### [Task]
Search the material for "Order" and show all lines that contain it.
## Begin
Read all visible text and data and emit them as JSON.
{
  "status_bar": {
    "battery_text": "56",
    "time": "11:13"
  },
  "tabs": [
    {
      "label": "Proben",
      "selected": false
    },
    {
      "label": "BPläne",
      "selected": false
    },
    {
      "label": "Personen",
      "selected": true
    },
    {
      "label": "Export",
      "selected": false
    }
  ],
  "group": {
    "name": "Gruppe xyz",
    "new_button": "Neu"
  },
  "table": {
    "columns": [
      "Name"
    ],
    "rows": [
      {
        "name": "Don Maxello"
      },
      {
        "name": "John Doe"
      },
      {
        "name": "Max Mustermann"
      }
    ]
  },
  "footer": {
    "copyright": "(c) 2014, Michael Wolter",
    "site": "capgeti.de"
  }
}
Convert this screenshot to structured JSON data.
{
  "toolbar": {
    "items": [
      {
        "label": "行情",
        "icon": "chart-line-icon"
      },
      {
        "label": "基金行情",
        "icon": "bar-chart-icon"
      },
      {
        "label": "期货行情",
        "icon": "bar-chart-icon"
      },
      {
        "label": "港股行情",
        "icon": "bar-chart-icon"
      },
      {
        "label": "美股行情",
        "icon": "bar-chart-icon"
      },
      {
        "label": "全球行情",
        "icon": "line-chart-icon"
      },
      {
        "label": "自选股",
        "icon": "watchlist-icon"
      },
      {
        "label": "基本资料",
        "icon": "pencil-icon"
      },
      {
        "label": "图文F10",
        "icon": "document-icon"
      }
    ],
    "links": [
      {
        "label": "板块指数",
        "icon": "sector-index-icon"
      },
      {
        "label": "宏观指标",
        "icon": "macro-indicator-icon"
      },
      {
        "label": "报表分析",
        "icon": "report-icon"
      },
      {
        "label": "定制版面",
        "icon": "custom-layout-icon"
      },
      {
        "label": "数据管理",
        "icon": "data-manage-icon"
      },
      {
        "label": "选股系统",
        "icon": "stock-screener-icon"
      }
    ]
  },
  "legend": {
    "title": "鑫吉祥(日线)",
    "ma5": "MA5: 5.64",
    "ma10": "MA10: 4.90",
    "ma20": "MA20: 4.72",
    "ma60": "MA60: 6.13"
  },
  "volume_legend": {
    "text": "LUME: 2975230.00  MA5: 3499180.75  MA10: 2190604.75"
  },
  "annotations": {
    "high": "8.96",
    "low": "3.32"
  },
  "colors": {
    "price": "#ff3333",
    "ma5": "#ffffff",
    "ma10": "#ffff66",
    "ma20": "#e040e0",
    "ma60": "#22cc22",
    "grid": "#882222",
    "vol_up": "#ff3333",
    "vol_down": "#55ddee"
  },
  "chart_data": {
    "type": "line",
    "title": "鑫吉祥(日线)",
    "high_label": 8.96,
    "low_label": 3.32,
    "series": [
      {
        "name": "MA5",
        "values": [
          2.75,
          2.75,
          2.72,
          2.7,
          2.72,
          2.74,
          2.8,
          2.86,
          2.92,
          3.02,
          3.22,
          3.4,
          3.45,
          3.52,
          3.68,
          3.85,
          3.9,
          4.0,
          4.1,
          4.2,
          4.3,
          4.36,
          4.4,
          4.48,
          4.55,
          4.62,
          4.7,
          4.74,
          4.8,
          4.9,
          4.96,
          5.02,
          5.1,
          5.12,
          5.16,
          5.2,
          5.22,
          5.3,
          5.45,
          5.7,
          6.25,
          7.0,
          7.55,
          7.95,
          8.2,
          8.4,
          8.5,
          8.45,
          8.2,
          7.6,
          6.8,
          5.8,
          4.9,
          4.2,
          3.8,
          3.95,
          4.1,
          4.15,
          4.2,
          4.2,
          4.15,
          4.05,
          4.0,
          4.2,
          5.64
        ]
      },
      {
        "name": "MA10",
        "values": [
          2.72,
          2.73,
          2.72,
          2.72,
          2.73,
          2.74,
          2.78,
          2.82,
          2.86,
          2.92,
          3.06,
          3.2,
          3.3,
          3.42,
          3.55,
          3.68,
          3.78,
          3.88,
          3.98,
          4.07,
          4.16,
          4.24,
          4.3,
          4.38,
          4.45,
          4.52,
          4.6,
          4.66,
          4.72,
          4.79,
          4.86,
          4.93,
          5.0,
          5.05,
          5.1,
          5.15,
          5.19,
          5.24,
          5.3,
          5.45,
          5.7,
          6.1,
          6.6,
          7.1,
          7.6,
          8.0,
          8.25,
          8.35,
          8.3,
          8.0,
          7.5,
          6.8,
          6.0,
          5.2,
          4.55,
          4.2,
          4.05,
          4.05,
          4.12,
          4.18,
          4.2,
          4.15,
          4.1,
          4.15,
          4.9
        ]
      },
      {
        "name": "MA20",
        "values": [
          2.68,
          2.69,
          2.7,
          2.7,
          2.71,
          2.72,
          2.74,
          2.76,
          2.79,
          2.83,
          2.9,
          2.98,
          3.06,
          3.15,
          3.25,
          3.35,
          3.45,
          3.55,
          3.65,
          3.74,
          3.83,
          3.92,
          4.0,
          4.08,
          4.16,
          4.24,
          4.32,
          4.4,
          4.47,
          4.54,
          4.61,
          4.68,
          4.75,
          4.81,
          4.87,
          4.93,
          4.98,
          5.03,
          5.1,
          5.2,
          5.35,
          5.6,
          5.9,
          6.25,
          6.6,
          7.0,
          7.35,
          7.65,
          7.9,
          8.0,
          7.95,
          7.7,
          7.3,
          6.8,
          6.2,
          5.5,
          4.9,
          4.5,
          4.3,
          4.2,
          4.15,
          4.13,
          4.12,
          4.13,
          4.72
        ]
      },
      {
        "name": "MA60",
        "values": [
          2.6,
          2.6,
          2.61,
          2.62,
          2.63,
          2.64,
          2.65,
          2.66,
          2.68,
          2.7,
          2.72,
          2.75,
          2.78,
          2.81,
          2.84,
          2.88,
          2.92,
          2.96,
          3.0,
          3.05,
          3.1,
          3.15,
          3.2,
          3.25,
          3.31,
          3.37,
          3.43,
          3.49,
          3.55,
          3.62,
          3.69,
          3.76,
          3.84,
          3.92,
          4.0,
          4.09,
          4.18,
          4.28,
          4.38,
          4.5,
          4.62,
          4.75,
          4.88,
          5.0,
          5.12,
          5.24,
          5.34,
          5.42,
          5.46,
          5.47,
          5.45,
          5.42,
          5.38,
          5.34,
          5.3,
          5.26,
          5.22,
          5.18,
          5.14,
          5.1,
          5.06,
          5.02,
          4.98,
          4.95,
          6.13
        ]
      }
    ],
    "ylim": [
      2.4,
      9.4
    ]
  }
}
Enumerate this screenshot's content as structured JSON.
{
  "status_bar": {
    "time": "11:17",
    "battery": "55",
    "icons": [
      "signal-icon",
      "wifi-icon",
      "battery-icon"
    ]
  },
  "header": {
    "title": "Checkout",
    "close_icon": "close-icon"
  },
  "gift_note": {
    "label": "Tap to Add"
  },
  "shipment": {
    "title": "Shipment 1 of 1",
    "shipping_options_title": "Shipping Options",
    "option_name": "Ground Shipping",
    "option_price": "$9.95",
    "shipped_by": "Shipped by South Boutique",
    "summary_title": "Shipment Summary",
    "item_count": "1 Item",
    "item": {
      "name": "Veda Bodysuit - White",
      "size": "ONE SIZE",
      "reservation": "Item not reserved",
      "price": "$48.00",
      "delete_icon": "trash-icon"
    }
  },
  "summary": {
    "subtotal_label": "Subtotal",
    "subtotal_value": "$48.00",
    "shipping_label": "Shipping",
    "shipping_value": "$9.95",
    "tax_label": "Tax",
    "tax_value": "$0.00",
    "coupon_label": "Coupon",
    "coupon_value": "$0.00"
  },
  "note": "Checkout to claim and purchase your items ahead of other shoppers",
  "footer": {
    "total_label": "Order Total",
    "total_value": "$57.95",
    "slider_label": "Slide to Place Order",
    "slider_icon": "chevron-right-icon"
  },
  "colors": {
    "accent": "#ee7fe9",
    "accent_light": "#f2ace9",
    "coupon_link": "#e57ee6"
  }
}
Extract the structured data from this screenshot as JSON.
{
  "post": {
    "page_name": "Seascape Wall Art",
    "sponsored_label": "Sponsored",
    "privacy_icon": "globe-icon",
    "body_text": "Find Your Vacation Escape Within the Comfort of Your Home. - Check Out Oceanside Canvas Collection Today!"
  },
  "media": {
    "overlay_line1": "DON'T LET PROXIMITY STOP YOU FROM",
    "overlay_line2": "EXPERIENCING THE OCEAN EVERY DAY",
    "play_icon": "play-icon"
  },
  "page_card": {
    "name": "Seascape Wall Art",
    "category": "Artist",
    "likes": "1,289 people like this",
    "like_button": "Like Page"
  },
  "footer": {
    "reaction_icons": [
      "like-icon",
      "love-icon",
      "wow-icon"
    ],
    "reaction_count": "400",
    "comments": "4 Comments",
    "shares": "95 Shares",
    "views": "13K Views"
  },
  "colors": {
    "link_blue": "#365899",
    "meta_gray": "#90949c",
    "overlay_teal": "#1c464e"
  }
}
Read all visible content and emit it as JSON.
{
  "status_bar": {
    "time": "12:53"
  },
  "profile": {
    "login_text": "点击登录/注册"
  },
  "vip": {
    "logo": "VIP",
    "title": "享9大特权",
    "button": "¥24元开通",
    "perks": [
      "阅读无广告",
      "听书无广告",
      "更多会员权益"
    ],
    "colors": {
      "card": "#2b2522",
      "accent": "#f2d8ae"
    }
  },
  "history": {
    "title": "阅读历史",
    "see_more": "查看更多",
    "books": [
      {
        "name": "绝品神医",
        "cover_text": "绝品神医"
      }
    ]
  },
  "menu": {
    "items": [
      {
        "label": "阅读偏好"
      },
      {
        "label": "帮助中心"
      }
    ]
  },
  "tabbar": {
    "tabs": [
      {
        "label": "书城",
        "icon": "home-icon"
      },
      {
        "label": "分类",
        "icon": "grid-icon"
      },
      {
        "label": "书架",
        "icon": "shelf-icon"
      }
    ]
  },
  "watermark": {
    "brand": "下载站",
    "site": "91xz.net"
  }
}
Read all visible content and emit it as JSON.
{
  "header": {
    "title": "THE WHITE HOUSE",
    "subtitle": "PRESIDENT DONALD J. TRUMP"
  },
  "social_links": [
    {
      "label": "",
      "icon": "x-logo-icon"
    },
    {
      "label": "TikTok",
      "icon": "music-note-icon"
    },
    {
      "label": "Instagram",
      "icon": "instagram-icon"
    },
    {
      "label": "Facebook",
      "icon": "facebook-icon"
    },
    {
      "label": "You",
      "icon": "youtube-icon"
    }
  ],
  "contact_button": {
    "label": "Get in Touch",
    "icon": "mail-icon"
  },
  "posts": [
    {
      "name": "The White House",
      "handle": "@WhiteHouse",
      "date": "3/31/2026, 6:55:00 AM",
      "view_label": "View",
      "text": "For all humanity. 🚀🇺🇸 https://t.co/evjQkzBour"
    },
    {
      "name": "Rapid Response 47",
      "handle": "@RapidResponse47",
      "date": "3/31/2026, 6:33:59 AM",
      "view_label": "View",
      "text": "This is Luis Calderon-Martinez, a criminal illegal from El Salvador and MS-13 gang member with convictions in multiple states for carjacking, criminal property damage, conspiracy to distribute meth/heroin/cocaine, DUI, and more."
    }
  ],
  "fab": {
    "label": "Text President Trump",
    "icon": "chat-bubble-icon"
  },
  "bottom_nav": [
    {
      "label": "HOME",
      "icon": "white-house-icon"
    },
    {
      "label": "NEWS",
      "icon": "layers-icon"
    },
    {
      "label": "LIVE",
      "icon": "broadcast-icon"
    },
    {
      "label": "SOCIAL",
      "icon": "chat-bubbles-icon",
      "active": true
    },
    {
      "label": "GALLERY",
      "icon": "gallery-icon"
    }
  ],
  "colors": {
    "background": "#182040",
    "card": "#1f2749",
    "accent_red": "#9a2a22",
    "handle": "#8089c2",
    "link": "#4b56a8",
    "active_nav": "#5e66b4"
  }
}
## End
### [Task result]
    "total_label": "Order Total",
    "slider_label": "Slide to Place Order",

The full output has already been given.